> [Given instruction]
Can you retype the material exactly, beginning at the line that has "point <box>968 174 989 195</box>" and stopping after the line that has "y-tick-label: 0.250 <box>687"?

Annotated element listings:
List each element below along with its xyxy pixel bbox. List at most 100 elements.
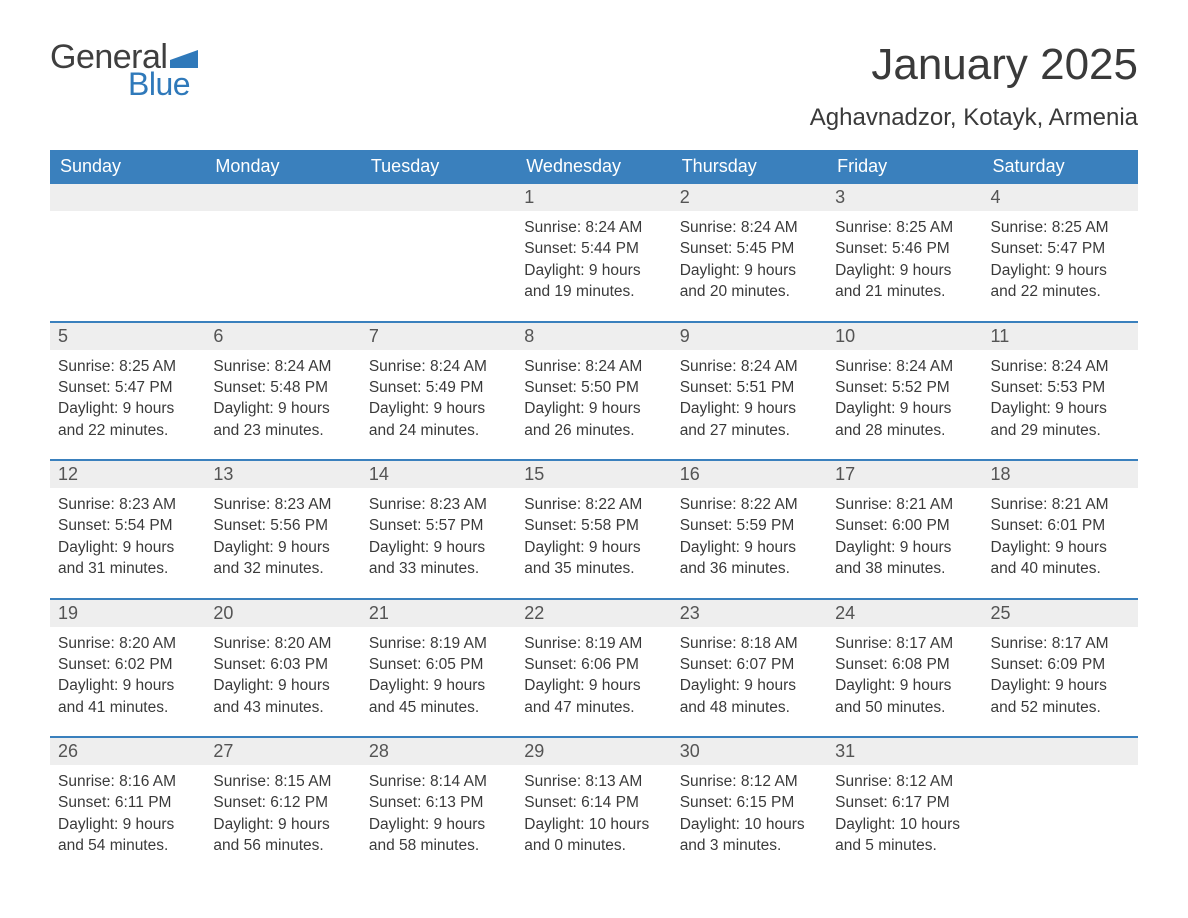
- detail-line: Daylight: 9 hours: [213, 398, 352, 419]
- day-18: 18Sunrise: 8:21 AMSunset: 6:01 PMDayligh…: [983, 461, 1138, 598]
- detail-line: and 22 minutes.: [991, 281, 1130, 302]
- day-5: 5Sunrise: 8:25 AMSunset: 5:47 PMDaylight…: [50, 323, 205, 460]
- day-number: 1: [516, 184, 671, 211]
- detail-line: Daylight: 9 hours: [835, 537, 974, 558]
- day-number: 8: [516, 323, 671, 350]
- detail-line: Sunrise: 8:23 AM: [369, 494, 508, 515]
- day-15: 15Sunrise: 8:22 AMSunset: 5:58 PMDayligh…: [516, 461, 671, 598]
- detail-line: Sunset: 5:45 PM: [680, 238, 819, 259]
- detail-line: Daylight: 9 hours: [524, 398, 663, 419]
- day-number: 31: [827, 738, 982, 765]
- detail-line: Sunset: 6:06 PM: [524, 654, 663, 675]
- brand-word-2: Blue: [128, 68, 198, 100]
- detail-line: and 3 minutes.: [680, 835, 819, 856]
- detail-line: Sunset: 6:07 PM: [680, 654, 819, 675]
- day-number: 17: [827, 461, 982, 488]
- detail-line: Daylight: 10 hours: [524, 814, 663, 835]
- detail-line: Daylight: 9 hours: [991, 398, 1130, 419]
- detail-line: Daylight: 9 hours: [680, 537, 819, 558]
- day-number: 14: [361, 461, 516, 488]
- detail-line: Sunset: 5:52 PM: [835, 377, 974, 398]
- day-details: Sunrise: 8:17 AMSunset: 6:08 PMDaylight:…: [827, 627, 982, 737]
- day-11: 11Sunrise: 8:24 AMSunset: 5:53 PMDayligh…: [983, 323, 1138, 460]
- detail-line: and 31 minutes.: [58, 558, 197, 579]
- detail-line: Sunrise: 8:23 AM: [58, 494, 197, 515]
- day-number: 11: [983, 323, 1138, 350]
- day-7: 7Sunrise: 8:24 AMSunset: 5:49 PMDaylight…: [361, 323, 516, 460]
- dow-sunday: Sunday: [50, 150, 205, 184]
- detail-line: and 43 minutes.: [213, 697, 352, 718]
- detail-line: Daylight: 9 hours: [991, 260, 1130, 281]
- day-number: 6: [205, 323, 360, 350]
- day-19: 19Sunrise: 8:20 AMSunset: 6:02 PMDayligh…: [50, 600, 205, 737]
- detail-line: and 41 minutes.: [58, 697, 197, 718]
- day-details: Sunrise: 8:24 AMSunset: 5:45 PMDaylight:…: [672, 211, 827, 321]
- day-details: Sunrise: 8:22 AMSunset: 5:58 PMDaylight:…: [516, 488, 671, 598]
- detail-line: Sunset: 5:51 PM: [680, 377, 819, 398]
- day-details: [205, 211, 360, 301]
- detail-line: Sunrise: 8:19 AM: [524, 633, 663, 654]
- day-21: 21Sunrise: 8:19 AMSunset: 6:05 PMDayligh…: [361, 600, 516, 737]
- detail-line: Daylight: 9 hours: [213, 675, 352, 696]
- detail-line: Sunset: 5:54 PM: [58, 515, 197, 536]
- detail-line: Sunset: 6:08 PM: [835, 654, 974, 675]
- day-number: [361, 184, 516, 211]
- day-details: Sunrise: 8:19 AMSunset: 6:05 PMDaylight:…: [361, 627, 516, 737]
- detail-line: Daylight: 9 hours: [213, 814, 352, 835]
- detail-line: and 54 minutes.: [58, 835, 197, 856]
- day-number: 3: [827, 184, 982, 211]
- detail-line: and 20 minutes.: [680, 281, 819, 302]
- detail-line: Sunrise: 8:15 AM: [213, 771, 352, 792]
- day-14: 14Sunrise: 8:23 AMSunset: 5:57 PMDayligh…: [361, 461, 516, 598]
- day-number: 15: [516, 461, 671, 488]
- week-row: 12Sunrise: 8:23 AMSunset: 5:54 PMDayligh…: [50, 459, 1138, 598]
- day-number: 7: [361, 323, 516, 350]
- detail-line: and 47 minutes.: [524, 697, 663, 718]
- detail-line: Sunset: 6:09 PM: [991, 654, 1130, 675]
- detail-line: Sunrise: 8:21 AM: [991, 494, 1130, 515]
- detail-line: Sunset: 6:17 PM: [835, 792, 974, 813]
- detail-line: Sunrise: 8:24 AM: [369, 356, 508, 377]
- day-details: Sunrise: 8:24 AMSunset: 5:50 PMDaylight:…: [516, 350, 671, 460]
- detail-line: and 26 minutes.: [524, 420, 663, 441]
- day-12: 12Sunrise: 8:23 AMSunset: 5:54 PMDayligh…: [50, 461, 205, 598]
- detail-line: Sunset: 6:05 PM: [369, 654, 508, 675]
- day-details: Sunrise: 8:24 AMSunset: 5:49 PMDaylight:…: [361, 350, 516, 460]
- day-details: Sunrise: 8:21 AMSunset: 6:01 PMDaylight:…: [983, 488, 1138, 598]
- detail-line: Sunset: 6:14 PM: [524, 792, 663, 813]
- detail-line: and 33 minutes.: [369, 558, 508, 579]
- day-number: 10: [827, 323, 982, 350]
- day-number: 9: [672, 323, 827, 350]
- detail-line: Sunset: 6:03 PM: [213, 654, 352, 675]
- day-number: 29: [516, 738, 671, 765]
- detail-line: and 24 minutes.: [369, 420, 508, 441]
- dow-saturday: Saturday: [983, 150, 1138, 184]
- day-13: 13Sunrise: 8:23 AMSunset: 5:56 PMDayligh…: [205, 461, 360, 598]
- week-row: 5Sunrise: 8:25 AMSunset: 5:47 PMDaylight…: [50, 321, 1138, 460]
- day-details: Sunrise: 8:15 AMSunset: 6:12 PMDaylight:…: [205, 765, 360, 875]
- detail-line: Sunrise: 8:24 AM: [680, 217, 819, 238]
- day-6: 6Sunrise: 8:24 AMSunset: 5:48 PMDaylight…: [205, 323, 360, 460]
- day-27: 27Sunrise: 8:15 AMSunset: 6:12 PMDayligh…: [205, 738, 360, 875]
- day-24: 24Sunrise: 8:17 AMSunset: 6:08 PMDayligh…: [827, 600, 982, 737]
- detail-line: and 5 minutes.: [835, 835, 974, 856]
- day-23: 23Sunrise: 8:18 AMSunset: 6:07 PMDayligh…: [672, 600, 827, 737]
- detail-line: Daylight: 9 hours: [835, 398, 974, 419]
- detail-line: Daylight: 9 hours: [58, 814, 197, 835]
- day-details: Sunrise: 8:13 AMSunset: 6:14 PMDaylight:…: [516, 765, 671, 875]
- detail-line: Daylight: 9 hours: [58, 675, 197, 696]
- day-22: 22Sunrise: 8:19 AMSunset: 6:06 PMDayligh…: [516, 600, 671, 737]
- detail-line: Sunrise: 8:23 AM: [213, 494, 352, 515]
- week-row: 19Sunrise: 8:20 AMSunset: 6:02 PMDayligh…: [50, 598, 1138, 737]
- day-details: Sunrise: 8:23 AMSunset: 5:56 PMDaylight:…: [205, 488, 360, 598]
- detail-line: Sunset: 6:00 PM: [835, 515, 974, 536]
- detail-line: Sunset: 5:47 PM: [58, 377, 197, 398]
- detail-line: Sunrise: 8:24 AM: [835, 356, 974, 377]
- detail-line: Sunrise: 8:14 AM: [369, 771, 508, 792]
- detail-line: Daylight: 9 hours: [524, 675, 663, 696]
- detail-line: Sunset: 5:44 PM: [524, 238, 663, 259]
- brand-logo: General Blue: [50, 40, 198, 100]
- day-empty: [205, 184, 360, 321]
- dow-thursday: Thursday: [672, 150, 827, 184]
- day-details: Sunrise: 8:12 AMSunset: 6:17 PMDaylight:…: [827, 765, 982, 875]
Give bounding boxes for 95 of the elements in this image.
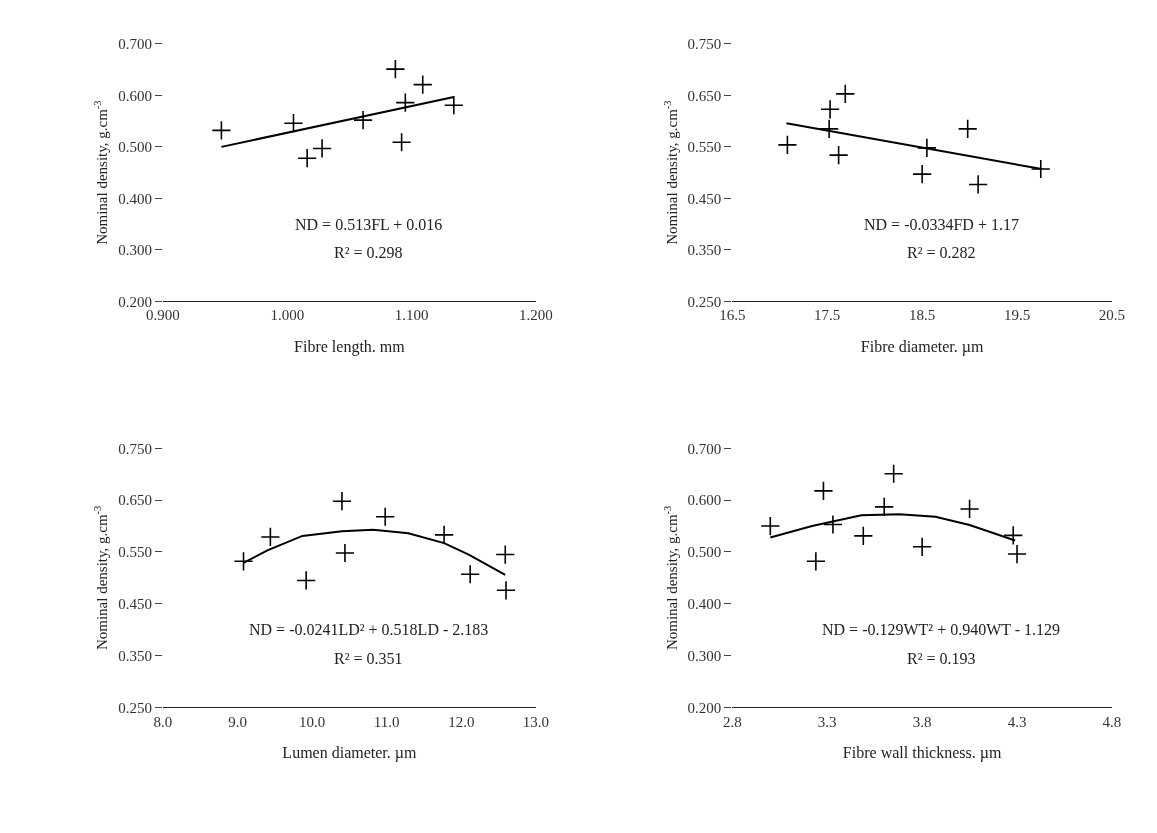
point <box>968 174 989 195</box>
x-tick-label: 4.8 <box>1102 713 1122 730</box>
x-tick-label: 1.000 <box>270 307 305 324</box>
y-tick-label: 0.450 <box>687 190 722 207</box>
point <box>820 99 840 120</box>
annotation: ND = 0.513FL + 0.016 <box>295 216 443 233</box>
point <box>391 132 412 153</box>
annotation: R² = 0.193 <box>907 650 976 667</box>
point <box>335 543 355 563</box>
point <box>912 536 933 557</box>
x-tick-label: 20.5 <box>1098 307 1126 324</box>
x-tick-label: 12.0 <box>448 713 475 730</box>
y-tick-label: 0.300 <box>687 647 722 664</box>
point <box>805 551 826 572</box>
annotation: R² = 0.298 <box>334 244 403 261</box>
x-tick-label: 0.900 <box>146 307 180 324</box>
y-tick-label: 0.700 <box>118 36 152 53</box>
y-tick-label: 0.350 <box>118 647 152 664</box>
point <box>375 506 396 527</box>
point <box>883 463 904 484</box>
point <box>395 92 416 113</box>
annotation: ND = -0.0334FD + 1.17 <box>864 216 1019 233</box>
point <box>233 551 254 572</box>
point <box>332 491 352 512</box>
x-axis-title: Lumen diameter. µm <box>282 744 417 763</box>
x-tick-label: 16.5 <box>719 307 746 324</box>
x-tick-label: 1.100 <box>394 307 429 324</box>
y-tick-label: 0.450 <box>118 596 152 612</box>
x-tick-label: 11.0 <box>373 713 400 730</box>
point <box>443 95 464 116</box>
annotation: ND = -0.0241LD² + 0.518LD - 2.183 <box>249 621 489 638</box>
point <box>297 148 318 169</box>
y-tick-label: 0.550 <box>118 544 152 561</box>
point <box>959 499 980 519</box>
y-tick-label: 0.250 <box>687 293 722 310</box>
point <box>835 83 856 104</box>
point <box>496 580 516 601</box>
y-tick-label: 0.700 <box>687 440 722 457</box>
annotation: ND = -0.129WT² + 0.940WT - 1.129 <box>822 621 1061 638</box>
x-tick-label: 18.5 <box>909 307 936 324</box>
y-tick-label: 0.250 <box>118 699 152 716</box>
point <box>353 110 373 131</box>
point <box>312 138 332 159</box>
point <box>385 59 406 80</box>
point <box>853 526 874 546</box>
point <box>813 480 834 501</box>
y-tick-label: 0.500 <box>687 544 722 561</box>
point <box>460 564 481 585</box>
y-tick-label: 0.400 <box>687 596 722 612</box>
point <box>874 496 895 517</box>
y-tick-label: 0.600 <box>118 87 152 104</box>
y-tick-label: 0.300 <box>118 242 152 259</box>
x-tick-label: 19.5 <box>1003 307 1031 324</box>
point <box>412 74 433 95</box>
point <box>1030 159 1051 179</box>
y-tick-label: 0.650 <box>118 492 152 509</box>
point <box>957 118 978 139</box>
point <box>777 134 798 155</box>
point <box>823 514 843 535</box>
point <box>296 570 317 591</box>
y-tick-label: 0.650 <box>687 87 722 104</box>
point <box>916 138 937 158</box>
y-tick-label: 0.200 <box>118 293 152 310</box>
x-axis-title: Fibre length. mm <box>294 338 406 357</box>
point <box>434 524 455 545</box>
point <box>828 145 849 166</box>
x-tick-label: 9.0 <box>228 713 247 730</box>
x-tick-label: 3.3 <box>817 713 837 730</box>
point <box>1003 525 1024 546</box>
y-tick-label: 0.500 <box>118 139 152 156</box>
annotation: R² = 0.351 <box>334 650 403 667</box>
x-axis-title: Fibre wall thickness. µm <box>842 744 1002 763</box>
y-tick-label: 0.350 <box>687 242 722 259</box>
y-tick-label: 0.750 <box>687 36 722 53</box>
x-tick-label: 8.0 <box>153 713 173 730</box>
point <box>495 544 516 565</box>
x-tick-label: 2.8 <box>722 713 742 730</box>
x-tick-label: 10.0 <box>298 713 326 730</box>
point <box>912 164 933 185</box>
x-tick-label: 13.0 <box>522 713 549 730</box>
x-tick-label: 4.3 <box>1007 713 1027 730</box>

> [Solution to this exercise]
point <box>968 174 989 195</box>
x-tick-label: 4.8 <box>1102 713 1122 730</box>
x-tick-label: 1.000 <box>270 307 305 324</box>
y-tick-label: 0.450 <box>687 190 722 207</box>
point <box>820 99 840 120</box>
annotation: ND = 0.513FL + 0.016 <box>295 216 443 233</box>
point <box>391 132 412 153</box>
annotation: R² = 0.193 <box>907 650 976 667</box>
point <box>335 543 355 563</box>
point <box>912 536 933 557</box>
x-tick-label: 20.5 <box>1098 307 1126 324</box>
x-tick-label: 12.0 <box>448 713 475 730</box>
y-tick-label: 0.300 <box>687 647 722 664</box>
point <box>805 551 826 572</box>
annotation: R² = 0.298 <box>334 244 403 261</box>
x-tick-label: 0.900 <box>146 307 180 324</box>
y-tick-label: 0.700 <box>118 36 152 53</box>
y-tick-label: 0.350 <box>118 647 152 664</box>
point <box>375 506 396 527</box>
point <box>883 463 904 484</box>
point <box>395 92 416 113</box>
annotation: ND = -0.0334FD + 1.17 <box>864 216 1019 233</box>
point <box>233 551 254 572</box>
point <box>332 491 352 512</box>
x-axis-title: Lumen diameter. µm <box>282 744 417 763</box>
x-tick-label: 16.5 <box>719 307 746 324</box>
x-tick-label: 1.100 <box>394 307 429 324</box>
y-tick-label: 0.450 <box>118 596 152 612</box>
x-tick-label: 11.0 <box>373 713 400 730</box>
point <box>443 95 464 116</box>
annotation: ND = -0.0241LD² + 0.518LD - 2.183 <box>249 621 489 638</box>
point <box>297 148 318 169</box>
y-tick-label: 0.550 <box>118 544 152 561</box>
point <box>959 499 980 519</box>
y-tick-label: 0.250 <box>687 293 722 310</box>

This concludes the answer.